* BEGIN *
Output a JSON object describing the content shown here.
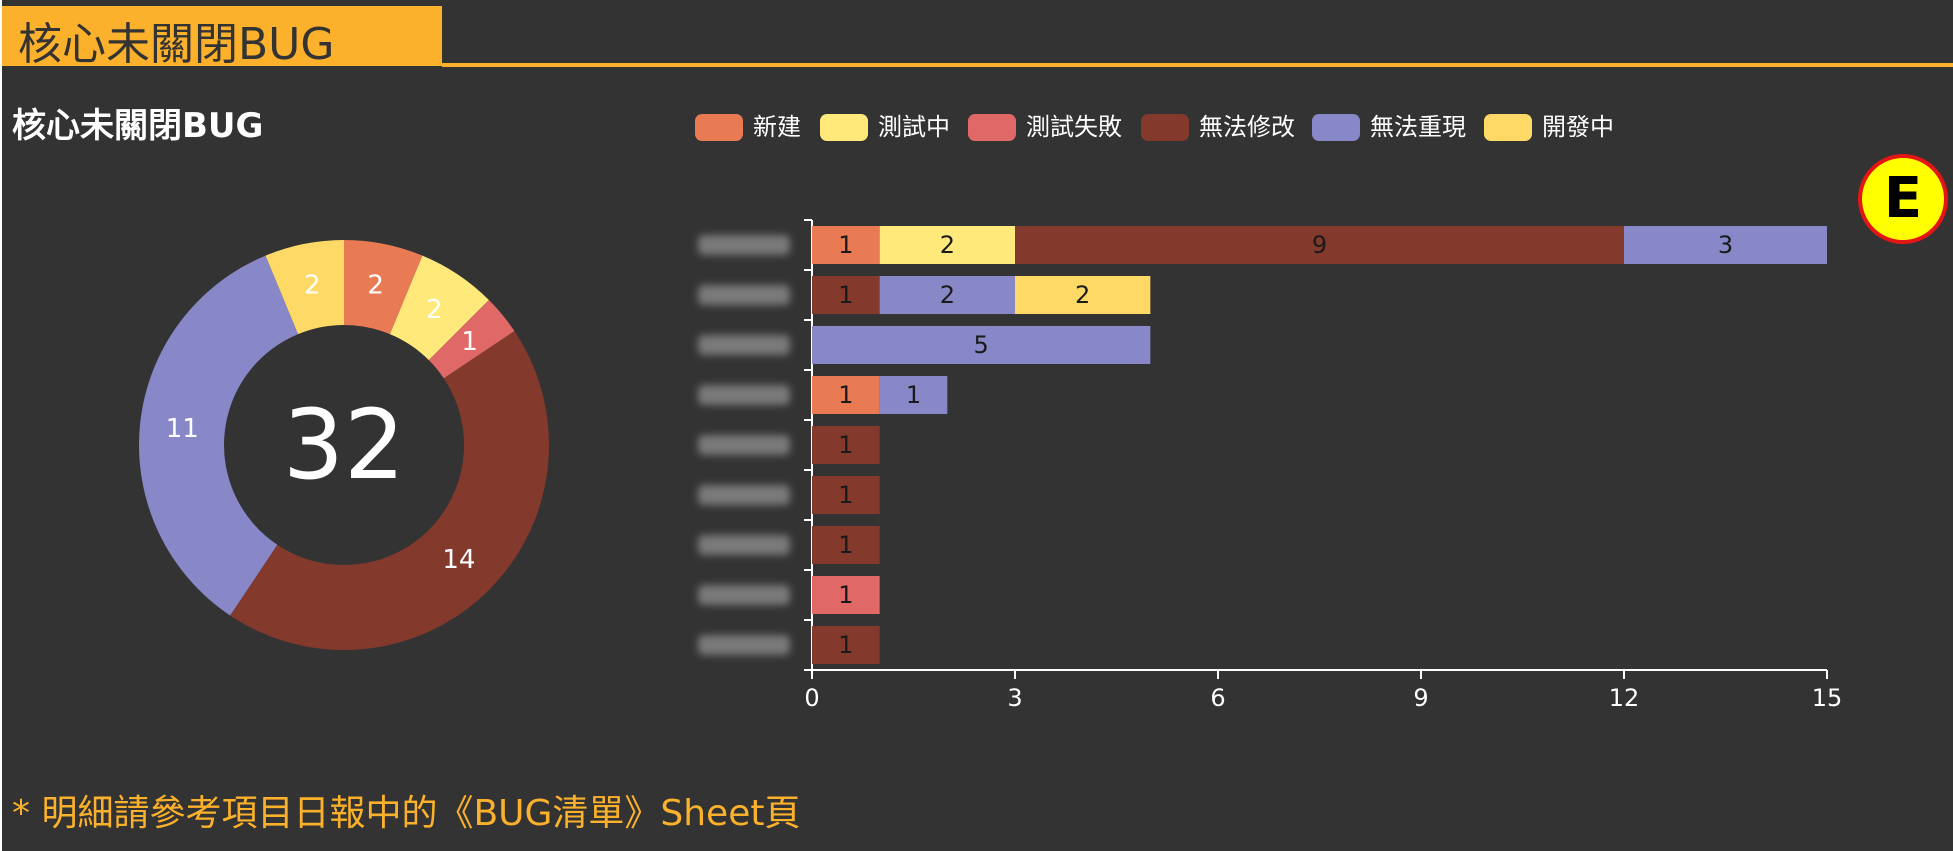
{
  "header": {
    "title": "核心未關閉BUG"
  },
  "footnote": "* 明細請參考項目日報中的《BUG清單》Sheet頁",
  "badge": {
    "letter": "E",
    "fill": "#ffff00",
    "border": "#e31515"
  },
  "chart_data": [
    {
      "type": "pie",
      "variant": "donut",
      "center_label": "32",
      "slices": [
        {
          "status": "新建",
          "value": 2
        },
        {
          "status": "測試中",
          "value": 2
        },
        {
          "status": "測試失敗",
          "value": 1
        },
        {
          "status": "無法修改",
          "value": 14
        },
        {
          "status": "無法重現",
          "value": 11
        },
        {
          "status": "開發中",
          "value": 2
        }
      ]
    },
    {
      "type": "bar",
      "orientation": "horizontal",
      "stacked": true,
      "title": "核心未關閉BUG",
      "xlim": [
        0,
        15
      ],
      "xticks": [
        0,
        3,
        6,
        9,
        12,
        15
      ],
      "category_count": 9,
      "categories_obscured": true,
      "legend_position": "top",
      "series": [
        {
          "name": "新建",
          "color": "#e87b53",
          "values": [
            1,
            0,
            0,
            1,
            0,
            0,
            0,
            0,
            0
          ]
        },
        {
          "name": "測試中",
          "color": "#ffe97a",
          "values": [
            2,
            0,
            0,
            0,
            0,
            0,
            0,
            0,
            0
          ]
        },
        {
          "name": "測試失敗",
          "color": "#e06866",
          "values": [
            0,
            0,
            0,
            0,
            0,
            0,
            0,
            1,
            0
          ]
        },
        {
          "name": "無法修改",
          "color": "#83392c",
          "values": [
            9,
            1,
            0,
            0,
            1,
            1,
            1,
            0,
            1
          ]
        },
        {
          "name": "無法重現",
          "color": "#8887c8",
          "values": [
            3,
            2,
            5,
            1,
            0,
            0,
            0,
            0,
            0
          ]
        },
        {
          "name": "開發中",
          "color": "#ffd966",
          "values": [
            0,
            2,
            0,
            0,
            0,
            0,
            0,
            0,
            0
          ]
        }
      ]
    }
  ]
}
* END *
> **DESCRIPTION OF THE TASK**
Show each line in the entries that holds the string "status".

> **OUTPUT FOR THIS EXERCISE**
          "status": "新建",
          "status": "測試中",
          "status": "測試失敗",
          "status": "無法修改",
          "status": "無法重現",
          "status": "開發中",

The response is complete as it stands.